(TASK DESCRIPTION): Quote the records that follow in full and exactly; leave out the pictures.

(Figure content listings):
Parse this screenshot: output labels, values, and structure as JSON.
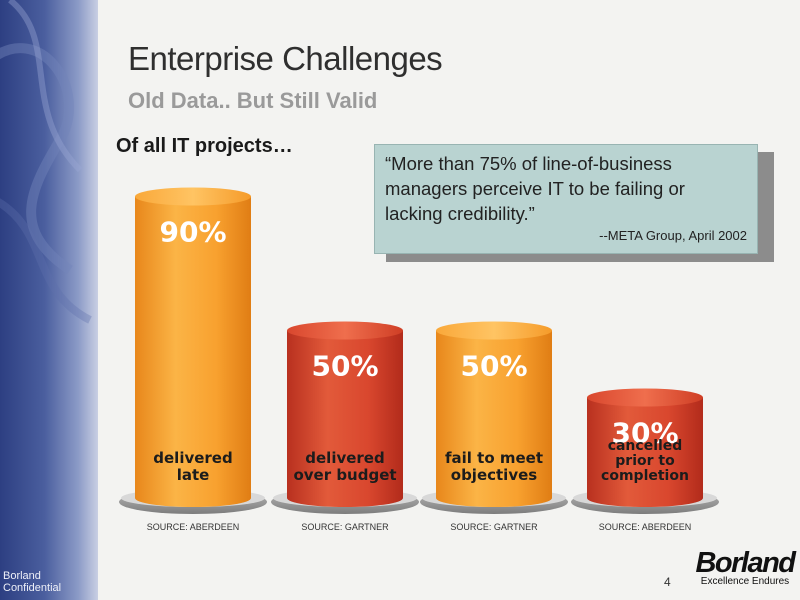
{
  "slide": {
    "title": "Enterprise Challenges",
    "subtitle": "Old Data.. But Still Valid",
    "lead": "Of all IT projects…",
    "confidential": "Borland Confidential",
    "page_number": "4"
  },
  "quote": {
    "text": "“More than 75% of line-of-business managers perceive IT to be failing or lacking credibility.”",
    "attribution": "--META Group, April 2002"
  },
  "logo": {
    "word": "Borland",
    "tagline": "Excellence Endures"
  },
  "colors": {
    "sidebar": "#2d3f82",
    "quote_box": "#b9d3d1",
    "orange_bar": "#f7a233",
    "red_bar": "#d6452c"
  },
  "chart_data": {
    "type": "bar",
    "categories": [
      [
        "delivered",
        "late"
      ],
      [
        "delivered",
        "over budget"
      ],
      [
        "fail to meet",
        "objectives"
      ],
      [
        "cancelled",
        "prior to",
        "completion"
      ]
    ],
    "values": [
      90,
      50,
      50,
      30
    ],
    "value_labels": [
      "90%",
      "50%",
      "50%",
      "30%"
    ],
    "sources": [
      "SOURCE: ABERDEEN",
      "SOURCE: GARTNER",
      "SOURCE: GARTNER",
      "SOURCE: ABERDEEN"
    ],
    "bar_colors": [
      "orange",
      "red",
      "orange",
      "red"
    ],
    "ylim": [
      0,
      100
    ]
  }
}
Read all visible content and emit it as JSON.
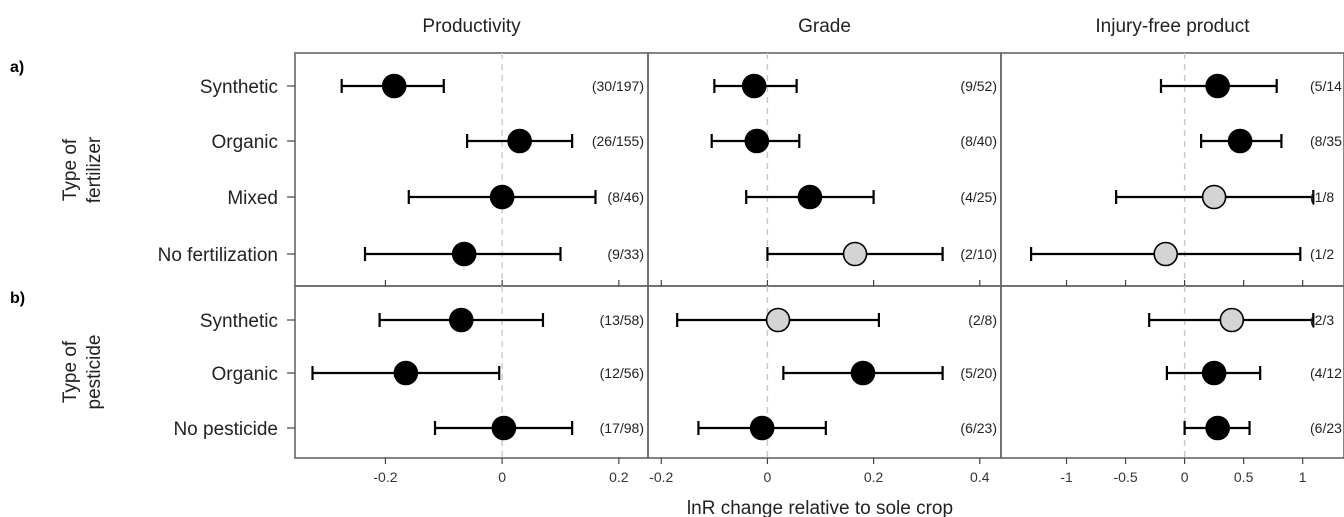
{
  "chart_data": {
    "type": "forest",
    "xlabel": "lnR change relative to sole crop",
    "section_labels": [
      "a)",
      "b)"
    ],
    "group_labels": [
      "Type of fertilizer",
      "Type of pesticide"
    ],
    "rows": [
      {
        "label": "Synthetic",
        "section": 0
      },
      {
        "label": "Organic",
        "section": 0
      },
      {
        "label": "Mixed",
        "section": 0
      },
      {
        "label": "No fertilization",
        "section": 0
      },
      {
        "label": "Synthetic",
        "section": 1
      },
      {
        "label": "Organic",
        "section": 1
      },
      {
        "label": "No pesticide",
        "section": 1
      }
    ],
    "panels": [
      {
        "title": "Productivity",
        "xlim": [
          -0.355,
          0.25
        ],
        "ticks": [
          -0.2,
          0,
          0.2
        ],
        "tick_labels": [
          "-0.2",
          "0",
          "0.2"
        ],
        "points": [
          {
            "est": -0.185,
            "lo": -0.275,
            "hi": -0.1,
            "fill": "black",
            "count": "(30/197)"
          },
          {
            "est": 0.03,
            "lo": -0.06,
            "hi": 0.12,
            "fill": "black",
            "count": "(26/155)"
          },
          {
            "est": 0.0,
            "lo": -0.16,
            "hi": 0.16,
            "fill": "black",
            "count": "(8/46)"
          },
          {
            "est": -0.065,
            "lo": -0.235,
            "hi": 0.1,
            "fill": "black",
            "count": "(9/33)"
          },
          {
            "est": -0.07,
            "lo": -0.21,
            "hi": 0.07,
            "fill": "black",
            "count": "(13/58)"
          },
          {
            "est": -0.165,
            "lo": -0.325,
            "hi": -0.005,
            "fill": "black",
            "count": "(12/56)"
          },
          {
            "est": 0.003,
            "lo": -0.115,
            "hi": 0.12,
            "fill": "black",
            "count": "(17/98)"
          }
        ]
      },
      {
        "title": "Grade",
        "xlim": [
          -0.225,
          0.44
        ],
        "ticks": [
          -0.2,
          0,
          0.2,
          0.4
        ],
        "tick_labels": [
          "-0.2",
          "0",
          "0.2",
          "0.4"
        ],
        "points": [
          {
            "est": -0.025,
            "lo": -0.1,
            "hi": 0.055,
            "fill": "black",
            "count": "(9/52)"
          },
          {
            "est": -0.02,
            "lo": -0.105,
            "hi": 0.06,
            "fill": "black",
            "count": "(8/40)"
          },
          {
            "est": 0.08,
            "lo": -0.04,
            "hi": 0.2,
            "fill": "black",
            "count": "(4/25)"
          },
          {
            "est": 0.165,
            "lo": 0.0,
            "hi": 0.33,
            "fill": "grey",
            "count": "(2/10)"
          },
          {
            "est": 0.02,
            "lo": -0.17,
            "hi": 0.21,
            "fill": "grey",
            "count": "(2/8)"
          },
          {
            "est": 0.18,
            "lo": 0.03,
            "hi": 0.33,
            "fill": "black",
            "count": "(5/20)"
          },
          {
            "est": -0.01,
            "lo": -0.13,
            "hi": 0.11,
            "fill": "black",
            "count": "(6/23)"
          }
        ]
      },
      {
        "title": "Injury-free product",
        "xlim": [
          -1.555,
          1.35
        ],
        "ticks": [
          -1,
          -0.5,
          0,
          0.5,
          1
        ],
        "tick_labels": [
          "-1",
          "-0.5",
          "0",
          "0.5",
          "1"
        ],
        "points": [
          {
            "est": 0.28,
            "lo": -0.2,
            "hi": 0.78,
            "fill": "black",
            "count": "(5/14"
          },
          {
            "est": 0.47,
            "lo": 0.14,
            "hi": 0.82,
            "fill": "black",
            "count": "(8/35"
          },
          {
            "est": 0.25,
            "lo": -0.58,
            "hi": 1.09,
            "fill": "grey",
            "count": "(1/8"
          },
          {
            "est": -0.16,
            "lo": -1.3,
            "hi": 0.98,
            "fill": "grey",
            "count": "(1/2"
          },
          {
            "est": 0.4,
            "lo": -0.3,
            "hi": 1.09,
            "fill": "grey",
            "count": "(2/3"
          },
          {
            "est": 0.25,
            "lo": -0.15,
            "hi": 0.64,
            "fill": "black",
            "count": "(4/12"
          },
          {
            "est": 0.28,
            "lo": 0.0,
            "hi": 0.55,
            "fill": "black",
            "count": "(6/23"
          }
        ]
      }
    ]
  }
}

(RESULT OF THE TASK):
Parse this screenshot: output labels, values, and structure as JSON.
{
  "slide": {
    "title": "Enterprise Challenges",
    "subtitle": "Old Data.. But Still Valid",
    "lead": "Of all IT projects…",
    "confidential": "Borland Confidential",
    "page_number": "4"
  },
  "quote": {
    "text": "“More than 75% of line-of-business managers perceive IT to be failing or lacking credibility.”",
    "attribution": "--META Group, April 2002"
  },
  "logo": {
    "word": "Borland",
    "tagline": "Excellence Endures"
  },
  "colors": {
    "sidebar": "#2d3f82",
    "quote_box": "#b9d3d1",
    "orange_bar": "#f7a233",
    "red_bar": "#d6452c"
  },
  "chart_data": {
    "type": "bar",
    "categories": [
      [
        "delivered",
        "late"
      ],
      [
        "delivered",
        "over budget"
      ],
      [
        "fail to meet",
        "objectives"
      ],
      [
        "cancelled",
        "prior to",
        "completion"
      ]
    ],
    "values": [
      90,
      50,
      50,
      30
    ],
    "value_labels": [
      "90%",
      "50%",
      "50%",
      "30%"
    ],
    "sources": [
      "SOURCE: ABERDEEN",
      "SOURCE: GARTNER",
      "SOURCE: GARTNER",
      "SOURCE: ABERDEEN"
    ],
    "bar_colors": [
      "orange",
      "red",
      "orange",
      "red"
    ],
    "ylim": [
      0,
      100
    ]
  }
}
Read all visible content and emit it as JSON.
{
  "chart_data": {
    "type": "forest",
    "xlabel": "lnR change relative to sole crop",
    "section_labels": [
      "a)",
      "b)"
    ],
    "group_labels": [
      "Type of fertilizer",
      "Type of pesticide"
    ],
    "rows": [
      {
        "label": "Synthetic",
        "section": 0
      },
      {
        "label": "Organic",
        "section": 0
      },
      {
        "label": "Mixed",
        "section": 0
      },
      {
        "label": "No fertilization",
        "section": 0
      },
      {
        "label": "Synthetic",
        "section": 1
      },
      {
        "label": "Organic",
        "section": 1
      },
      {
        "label": "No pesticide",
        "section": 1
      }
    ],
    "panels": [
      {
        "title": "Productivity",
        "xlim": [
          -0.355,
          0.25
        ],
        "ticks": [
          -0.2,
          0,
          0.2
        ],
        "tick_labels": [
          "-0.2",
          "0",
          "0.2"
        ],
        "points": [
          {
            "est": -0.185,
            "lo": -0.275,
            "hi": -0.1,
            "fill": "black",
            "count": "(30/197)"
          },
          {
            "est": 0.03,
            "lo": -0.06,
            "hi": 0.12,
            "fill": "black",
            "count": "(26/155)"
          },
          {
            "est": 0.0,
            "lo": -0.16,
            "hi": 0.16,
            "fill": "black",
            "count": "(8/46)"
          },
          {
            "est": -0.065,
            "lo": -0.235,
            "hi": 0.1,
            "fill": "black",
            "count": "(9/33)"
          },
          {
            "est": -0.07,
            "lo": -0.21,
            "hi": 0.07,
            "fill": "black",
            "count": "(13/58)"
          },
          {
            "est": -0.165,
            "lo": -0.325,
            "hi": -0.005,
            "fill": "black",
            "count": "(12/56)"
          },
          {
            "est": 0.003,
            "lo": -0.115,
            "hi": 0.12,
            "fill": "black",
            "count": "(17/98)"
          }
        ]
      },
      {
        "title": "Grade",
        "xlim": [
          -0.225,
          0.44
        ],
        "ticks": [
          -0.2,
          0,
          0.2,
          0.4
        ],
        "tick_labels": [
          "-0.2",
          "0",
          "0.2",
          "0.4"
        ],
        "points": [
          {
            "est": -0.025,
            "lo": -0.1,
            "hi": 0.055,
            "fill": "black",
            "count": "(9/52)"
          },
          {
            "est": -0.02,
            "lo": -0.105,
            "hi": 0.06,
            "fill": "black",
            "count": "(8/40)"
          },
          {
            "est": 0.08,
            "lo": -0.04,
            "hi": 0.2,
            "fill": "black",
            "count": "(4/25)"
          },
          {
            "est": 0.165,
            "lo": 0.0,
            "hi": 0.33,
            "fill": "grey",
            "count": "(2/10)"
          },
          {
            "est": 0.02,
            "lo": -0.17,
            "hi": 0.21,
            "fill": "grey",
            "count": "(2/8)"
          },
          {
            "est": 0.18,
            "lo": 0.03,
            "hi": 0.33,
            "fill": "black",
            "count": "(5/20)"
          },
          {
            "est": -0.01,
            "lo": -0.13,
            "hi": 0.11,
            "fill": "black",
            "count": "(6/23)"
          }
        ]
      },
      {
        "title": "Injury-free product",
        "xlim": [
          -1.555,
          1.35
        ],
        "ticks": [
          -1,
          -0.5,
          0,
          0.5,
          1
        ],
        "tick_labels": [
          "-1",
          "-0.5",
          "0",
          "0.5",
          "1"
        ],
        "points": [
          {
            "est": 0.28,
            "lo": -0.2,
            "hi": 0.78,
            "fill": "black",
            "count": "(5/14"
          },
          {
            "est": 0.47,
            "lo": 0.14,
            "hi": 0.82,
            "fill": "black",
            "count": "(8/35"
          },
          {
            "est": 0.25,
            "lo": -0.58,
            "hi": 1.09,
            "fill": "grey",
            "count": "(1/8"
          },
          {
            "est": -0.16,
            "lo": -1.3,
            "hi": 0.98,
            "fill": "grey",
            "count": "(1/2"
          },
          {
            "est": 0.4,
            "lo": -0.3,
            "hi": 1.09,
            "fill": "grey",
            "count": "(2/3"
          },
          {
            "est": 0.25,
            "lo": -0.15,
            "hi": 0.64,
            "fill": "black",
            "count": "(4/12"
          },
          {
            "est": 0.28,
            "lo": 0.0,
            "hi": 0.55,
            "fill": "black",
            "count": "(6/23"
          }
        ]
      }
    ]
  }
}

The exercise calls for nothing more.